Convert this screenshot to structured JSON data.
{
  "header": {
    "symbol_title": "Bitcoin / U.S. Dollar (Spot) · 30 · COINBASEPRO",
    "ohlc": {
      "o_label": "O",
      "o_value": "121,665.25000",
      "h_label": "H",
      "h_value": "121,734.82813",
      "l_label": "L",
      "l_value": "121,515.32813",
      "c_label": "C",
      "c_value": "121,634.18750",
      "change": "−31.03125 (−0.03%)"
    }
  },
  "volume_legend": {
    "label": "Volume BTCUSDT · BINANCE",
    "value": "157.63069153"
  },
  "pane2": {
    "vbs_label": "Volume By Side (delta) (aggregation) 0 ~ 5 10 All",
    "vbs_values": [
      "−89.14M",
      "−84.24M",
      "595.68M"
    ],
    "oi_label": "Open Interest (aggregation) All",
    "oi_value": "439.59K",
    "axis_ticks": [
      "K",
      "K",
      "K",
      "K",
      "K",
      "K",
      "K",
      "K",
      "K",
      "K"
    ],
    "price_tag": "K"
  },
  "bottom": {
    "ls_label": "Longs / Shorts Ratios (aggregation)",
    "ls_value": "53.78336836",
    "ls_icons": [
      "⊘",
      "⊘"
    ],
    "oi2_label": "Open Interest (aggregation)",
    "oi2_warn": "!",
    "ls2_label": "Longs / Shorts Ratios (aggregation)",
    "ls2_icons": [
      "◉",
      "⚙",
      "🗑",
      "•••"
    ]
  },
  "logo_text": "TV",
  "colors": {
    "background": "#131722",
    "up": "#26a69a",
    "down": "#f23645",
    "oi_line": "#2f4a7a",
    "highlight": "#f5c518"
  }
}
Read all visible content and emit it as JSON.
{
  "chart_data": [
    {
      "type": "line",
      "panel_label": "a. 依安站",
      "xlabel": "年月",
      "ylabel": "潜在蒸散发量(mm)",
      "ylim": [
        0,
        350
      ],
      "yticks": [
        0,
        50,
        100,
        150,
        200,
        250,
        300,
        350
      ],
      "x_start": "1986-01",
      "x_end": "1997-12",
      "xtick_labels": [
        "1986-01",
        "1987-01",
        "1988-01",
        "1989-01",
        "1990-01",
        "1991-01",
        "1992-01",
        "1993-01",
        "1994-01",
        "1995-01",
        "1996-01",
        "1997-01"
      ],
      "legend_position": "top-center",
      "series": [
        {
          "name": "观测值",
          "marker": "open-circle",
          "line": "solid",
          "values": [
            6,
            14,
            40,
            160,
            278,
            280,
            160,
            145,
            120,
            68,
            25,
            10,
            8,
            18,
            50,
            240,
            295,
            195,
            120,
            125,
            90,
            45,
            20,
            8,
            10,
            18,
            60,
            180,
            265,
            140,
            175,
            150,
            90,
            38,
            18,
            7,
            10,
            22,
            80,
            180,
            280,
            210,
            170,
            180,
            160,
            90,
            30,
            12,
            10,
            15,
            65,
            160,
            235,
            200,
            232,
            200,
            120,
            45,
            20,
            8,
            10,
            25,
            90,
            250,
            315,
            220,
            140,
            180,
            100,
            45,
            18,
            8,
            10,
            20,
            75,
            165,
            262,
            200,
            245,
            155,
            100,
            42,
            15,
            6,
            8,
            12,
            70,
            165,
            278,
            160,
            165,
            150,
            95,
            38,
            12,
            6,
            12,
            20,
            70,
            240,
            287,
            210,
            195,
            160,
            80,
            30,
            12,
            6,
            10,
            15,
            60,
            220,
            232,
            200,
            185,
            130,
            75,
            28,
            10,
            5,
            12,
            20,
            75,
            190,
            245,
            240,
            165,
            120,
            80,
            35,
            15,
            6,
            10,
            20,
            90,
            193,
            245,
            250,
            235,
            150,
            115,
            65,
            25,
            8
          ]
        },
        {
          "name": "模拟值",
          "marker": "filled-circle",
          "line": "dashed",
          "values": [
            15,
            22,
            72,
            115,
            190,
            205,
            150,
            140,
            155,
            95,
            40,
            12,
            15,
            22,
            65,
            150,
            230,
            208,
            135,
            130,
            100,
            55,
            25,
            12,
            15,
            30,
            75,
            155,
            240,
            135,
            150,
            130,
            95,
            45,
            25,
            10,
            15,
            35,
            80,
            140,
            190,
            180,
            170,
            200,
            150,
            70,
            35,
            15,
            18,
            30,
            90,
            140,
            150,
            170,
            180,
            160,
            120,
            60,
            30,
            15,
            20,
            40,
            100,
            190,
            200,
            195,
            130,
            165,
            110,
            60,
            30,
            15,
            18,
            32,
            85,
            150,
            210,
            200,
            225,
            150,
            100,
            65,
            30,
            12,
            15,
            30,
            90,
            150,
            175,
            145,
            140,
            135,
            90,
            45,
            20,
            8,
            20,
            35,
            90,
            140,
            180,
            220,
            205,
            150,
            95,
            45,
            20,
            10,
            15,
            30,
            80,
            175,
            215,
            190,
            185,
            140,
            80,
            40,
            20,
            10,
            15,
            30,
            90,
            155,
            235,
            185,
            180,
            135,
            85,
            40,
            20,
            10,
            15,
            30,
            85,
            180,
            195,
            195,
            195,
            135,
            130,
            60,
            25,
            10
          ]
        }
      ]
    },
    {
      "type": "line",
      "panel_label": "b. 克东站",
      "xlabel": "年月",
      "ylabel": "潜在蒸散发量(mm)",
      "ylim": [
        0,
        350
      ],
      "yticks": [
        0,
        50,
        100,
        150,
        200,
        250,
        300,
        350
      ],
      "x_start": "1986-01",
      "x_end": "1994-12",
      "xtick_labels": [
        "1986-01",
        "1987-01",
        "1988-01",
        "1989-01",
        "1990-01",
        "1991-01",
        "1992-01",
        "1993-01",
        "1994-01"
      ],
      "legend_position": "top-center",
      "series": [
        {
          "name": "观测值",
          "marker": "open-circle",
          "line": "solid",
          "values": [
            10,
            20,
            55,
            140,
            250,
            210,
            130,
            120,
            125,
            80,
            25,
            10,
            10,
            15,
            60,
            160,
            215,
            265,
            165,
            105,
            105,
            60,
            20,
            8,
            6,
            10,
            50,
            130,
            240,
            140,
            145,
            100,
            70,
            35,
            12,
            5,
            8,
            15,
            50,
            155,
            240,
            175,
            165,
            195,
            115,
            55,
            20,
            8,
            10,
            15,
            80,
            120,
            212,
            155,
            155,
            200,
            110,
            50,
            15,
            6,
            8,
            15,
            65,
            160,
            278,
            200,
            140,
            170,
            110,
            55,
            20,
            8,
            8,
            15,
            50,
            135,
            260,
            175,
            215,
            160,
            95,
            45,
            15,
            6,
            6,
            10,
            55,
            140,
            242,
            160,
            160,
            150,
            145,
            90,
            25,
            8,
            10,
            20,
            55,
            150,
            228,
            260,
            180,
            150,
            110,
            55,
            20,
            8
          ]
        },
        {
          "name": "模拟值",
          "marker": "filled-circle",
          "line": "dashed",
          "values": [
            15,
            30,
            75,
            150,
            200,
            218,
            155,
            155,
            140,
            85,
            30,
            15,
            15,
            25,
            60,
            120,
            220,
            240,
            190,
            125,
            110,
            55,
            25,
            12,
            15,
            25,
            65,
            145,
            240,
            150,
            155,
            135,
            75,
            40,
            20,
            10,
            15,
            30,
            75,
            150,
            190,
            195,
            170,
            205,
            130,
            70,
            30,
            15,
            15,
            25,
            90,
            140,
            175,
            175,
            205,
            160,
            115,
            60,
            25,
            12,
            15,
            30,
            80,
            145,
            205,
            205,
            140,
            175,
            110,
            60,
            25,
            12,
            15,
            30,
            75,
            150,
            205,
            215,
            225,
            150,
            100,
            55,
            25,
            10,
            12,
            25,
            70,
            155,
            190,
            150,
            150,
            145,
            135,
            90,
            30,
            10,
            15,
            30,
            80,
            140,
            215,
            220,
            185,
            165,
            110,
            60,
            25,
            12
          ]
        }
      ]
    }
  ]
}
§ §
Problem description. Which lines hold the word "Ratios"? Copy all of them.

Output for this exercise.
    "ls_label": "Longs / Shorts Ratios (aggregation)",
    "ls2_label": "Longs / Shorts Ratios (aggregation)",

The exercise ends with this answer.